● Given exercise: Each line below should be reproduced without any alteration.

Dataset items
** BEGIN **

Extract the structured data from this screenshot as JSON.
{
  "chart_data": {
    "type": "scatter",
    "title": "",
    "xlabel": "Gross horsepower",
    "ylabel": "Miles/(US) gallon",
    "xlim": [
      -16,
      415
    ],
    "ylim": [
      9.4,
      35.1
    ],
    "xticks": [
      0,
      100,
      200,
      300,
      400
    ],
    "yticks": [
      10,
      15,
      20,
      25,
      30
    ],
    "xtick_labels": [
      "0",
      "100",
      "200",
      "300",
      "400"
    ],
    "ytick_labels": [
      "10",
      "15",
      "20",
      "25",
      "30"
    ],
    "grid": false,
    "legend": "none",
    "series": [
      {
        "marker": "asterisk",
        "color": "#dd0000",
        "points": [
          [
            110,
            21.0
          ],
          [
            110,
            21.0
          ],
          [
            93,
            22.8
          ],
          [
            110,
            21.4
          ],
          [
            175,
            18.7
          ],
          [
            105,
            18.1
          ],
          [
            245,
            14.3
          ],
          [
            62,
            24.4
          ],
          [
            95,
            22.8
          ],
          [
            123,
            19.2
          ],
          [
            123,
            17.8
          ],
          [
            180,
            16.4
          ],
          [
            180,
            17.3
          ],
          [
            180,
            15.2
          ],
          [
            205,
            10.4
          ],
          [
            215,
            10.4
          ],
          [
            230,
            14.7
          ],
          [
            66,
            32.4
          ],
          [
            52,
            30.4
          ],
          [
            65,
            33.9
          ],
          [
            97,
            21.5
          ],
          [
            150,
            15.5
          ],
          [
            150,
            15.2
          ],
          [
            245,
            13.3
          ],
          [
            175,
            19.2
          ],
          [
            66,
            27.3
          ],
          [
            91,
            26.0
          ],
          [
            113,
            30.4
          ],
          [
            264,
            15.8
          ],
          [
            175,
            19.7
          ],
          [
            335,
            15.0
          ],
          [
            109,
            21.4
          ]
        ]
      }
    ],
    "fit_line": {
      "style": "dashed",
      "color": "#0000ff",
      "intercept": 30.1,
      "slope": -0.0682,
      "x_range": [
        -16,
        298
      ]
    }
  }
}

** END **

● Result:
Extract the structured data from this screenshot as JSON.
{
  "chart_data": {
    "type": "scatter",
    "title": "",
    "xlabel": "Gross horsepower",
    "ylabel": "Miles/(US) gallon",
    "xlim": [
      -16,
      415
    ],
    "ylim": [
      9.4,
      35.1
    ],
    "xticks": [
      0,
      100,
      200,
      300,
      400
    ],
    "yticks": [
      10,
      15,
      20,
      25,
      30
    ],
    "xtick_labels": [
      "0",
      "100",
      "200",
      "300",
      "400"
    ],
    "ytick_labels": [
      "10",
      "15",
      "20",
      "25",
      "30"
    ],
    "grid": false,
    "legend": "none",
    "series": [
      {
        "marker": "asterisk",
        "color": "#dd0000",
        "points": [
          [
            110,
            21.0
          ],
          [
            110,
            21.0
          ],
          [
            93,
            22.8
          ],
          [
            110,
            21.4
          ],
          [
            175,
            18.7
          ],
          [
            105,
            18.1
          ],
          [
            245,
            14.3
          ],
          [
            62,
            24.4
          ],
          [
            95,
            22.8
          ],
          [
            123,
            19.2
          ],
          [
            123,
            17.8
          ],
          [
            180,
            16.4
          ],
          [
            180,
            17.3
          ],
          [
            180,
            15.2
          ],
          [
            205,
            10.4
          ],
          [
            215,
            10.4
          ],
          [
            230,
            14.7
          ],
          [
            66,
            32.4
          ],
          [
            52,
            30.4
          ],
          [
            65,
            33.9
          ],
          [
            97,
            21.5
          ],
          [
            150,
            15.5
          ],
          [
            150,
            15.2
          ],
          [
            245,
            13.3
          ],
          [
            175,
            19.2
          ],
          [
            66,
            27.3
          ],
          [
            91,
            26.0
          ],
          [
            113,
            30.4
          ],
          [
            264,
            15.8
          ],
          [
            175,
            19.7
          ],
          [
            335,
            15.0
          ],
          [
            109,
            21.4
          ]
        ]
      }
    ],
    "fit_line": {
      "style": "dashed",
      "color": "#0000ff",
      "intercept": 30.1,
      "slope": -0.0682,
      "x_range": [
        -16,
        298
      ]
    }
  }
}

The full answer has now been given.